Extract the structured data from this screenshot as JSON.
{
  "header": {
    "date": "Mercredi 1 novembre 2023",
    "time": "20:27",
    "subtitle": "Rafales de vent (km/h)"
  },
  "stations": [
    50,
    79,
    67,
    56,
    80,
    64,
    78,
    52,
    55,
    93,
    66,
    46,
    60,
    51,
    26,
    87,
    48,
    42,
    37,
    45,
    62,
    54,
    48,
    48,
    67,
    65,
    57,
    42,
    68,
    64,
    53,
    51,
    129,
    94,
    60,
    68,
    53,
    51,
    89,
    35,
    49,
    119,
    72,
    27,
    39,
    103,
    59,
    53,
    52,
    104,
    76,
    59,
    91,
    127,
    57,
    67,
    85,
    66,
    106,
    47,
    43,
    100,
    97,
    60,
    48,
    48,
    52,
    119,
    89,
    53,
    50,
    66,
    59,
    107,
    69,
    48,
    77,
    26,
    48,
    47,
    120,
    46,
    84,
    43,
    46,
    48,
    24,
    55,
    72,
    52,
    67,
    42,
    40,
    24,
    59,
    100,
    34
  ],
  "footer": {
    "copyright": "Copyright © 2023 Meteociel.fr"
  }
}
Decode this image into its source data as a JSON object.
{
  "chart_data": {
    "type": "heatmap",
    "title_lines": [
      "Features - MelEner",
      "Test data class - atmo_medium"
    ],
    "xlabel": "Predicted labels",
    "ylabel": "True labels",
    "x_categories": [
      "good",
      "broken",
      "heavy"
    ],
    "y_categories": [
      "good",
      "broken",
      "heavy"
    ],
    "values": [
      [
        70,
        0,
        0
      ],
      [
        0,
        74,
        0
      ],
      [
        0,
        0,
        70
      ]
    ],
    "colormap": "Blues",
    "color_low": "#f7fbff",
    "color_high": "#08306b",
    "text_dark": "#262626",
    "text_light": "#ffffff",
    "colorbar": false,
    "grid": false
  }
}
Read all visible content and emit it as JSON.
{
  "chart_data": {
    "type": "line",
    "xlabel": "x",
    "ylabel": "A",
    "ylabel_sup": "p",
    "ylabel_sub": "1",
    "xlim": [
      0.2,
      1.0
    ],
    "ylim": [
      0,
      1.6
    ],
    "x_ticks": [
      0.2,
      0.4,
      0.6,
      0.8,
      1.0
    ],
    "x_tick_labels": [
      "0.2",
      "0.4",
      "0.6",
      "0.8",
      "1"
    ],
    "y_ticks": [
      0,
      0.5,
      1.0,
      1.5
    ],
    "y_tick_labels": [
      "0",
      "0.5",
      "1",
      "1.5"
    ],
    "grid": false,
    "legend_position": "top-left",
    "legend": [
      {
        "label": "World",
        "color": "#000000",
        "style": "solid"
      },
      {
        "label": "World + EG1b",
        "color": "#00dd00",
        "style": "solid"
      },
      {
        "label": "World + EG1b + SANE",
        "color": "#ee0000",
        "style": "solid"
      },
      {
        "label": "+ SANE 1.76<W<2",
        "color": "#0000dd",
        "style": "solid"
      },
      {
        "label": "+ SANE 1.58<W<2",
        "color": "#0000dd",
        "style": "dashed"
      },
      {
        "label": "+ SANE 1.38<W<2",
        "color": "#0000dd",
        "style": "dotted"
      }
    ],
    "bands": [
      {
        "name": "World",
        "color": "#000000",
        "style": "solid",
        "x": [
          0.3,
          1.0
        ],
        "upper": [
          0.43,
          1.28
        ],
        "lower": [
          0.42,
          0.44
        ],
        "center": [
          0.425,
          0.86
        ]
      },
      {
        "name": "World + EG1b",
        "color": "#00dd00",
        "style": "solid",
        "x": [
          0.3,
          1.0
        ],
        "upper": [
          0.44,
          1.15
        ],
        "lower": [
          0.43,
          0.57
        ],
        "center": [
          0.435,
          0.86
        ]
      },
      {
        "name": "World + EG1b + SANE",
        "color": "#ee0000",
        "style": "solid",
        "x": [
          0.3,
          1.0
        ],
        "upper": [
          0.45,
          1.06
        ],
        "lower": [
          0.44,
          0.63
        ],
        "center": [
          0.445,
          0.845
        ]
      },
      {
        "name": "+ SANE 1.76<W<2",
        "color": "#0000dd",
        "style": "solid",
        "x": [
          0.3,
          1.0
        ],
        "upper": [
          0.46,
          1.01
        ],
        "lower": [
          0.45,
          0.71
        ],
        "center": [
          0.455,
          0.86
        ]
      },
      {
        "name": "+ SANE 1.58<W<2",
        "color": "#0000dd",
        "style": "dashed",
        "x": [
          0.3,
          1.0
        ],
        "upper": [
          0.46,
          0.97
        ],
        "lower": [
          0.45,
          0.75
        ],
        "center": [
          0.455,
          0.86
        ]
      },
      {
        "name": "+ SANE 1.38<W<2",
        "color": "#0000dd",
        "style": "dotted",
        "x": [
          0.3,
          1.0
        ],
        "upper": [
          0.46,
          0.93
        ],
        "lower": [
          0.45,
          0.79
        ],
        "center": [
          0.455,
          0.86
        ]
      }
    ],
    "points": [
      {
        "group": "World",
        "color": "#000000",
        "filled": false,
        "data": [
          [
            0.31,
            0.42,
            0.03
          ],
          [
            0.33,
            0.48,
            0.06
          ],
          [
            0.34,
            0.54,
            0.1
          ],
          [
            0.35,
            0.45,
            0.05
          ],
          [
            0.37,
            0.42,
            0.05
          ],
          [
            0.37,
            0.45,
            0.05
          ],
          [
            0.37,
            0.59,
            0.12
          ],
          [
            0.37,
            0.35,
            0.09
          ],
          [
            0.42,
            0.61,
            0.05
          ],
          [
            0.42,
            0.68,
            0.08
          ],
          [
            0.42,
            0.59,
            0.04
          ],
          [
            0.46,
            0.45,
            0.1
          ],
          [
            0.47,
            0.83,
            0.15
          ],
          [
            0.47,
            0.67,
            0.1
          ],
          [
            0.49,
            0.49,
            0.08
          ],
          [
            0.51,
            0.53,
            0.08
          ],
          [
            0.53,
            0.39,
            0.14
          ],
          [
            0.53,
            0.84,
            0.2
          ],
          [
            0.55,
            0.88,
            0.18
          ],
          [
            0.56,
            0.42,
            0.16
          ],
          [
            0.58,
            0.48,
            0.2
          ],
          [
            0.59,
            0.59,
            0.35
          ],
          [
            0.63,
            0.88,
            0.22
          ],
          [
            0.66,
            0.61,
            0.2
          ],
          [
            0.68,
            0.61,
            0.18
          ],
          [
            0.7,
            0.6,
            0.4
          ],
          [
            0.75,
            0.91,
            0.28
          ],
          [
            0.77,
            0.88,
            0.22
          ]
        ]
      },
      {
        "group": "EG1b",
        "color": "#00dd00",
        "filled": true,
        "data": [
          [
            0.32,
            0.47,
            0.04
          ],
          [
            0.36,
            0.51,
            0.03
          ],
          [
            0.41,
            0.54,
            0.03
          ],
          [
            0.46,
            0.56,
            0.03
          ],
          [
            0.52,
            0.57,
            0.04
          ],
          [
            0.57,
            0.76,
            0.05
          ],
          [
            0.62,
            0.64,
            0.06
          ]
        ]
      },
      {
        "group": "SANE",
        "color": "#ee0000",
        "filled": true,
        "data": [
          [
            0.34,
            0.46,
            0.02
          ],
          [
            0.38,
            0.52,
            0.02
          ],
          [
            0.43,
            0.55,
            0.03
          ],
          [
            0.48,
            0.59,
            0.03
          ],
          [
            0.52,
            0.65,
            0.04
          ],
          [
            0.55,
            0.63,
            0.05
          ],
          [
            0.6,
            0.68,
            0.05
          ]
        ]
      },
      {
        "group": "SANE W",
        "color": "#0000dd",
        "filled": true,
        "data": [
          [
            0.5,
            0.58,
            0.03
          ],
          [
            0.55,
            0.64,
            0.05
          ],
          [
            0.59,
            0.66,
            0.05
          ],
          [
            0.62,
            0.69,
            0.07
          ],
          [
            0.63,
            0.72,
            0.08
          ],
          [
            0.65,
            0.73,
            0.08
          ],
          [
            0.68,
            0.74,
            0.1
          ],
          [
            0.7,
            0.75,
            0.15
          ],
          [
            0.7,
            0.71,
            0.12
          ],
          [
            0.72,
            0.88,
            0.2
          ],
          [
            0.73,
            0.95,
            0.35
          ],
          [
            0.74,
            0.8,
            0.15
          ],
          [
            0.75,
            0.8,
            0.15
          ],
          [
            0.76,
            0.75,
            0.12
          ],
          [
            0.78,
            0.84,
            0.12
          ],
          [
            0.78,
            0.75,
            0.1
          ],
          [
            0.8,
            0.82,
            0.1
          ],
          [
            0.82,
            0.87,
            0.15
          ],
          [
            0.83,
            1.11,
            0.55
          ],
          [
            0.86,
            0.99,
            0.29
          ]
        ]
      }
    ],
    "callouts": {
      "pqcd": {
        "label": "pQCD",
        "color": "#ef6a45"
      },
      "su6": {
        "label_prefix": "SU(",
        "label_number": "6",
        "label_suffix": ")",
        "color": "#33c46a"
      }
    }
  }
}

::::::::::

◆ Set problem:
Go over the records above and tally each line that includes "JSON". Give the total by itself.

◆ Response below:
3